→ **Goal**
Report every line from the material that contains the word "also".

+++

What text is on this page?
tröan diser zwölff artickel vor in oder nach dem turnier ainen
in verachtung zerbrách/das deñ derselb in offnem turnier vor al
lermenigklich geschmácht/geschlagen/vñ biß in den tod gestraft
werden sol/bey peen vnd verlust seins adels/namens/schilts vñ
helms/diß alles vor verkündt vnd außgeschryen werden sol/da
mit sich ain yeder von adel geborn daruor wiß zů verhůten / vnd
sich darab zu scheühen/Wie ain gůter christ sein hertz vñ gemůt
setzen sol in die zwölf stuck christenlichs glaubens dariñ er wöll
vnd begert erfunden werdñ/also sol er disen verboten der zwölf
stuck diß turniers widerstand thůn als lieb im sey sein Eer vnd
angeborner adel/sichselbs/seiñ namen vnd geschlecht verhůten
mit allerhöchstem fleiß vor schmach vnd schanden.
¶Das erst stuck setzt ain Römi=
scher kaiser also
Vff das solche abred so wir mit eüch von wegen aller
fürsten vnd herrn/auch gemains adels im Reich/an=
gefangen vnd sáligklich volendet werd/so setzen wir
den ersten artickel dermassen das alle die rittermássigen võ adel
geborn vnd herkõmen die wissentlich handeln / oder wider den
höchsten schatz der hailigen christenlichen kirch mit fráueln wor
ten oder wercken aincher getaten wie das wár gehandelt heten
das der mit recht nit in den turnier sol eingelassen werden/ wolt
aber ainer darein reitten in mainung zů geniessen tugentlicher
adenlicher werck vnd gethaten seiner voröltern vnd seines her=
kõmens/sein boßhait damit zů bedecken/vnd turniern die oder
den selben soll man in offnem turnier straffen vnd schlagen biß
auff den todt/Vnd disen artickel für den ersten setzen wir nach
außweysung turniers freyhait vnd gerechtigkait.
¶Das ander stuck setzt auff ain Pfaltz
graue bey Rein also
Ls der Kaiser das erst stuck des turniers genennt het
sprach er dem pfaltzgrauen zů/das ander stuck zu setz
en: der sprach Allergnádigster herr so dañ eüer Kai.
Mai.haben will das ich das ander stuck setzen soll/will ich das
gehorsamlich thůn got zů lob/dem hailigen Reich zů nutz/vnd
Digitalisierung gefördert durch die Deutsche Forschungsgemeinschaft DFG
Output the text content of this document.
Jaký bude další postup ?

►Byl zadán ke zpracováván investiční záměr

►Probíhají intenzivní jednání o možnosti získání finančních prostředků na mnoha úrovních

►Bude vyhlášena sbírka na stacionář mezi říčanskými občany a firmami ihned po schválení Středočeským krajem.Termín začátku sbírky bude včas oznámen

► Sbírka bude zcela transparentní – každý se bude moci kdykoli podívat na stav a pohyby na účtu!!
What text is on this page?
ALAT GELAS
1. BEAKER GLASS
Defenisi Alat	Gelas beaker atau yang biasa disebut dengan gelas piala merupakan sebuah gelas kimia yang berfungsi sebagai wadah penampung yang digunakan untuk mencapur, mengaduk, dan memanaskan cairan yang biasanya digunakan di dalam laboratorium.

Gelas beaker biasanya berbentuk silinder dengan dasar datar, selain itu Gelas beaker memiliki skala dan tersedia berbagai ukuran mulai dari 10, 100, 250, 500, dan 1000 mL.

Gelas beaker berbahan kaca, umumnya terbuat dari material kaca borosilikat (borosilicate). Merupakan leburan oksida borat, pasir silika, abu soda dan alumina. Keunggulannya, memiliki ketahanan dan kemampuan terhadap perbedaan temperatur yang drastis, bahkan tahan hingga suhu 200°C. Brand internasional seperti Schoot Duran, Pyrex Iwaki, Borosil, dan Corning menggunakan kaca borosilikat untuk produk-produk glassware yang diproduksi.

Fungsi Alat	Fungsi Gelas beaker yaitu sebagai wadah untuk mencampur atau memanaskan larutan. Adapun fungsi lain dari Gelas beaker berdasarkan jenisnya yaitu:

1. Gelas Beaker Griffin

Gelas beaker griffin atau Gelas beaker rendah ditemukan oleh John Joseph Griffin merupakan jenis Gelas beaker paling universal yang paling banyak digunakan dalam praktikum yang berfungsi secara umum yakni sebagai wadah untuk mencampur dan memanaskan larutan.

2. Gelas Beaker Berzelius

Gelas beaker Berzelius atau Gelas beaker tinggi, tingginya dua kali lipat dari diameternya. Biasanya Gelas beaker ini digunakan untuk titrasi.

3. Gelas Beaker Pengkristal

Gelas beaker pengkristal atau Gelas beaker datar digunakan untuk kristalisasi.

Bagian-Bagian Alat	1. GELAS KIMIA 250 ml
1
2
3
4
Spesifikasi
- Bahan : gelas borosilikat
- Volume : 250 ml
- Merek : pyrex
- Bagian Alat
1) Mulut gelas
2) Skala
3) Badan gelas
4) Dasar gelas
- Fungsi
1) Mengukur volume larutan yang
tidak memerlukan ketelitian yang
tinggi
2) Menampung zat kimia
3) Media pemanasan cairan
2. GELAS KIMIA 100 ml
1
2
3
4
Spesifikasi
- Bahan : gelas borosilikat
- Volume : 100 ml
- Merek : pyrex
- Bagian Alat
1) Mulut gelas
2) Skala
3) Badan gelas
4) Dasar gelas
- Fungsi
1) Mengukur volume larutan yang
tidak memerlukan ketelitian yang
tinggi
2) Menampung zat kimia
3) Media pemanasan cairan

+++

→ **Task response**
vnd begert erfunden werdñ/also sol er disen verboten der zwölf
scher kaiser also
graue bey Rein also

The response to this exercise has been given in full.